| AIM OF THE EXERCISE |
Output the data below in full, byte for byte. Nothing may differ.

| RECORDS FOR THE TASK |
******
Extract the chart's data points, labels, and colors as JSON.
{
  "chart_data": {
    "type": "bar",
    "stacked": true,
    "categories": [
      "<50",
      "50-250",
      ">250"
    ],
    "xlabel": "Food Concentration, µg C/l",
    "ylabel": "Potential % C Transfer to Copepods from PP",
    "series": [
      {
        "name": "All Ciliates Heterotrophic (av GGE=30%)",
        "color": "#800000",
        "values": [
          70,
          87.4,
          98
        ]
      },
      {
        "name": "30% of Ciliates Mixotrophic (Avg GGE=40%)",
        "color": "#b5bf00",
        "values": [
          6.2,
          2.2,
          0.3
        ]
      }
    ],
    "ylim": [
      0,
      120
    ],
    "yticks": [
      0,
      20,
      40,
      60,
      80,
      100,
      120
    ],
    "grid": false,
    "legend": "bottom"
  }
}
******
| THE ANSWER |
Extract the chart's data points, labels, and colors as JSON.
{
  "chart_data": {
    "type": "bar",
    "stacked": true,
    "categories": [
      "<50",
      "50-250",
      ">250"
    ],
    "xlabel": "Food Concentration, µg C/l",
    "ylabel": "Potential % C Transfer to Copepods from PP",
    "series": [
      {
        "name": "All Ciliates Heterotrophic (av GGE=30%)",
        "color": "#800000",
        "values": [
          70,
          87.4,
          98
        ]
      },
      {
        "name": "30% of Ciliates Mixotrophic (Avg GGE=40%)",
        "color": "#b5bf00",
        "values": [
          6.2,
          2.2,
          0.3
        ]
      }
    ],
    "ylim": [
      0,
      120
    ],
    "yticks": [
      0,
      20,
      40,
      60,
      80,
      100,
      120
    ],
    "grid": false,
    "legend": "bottom"
  }
}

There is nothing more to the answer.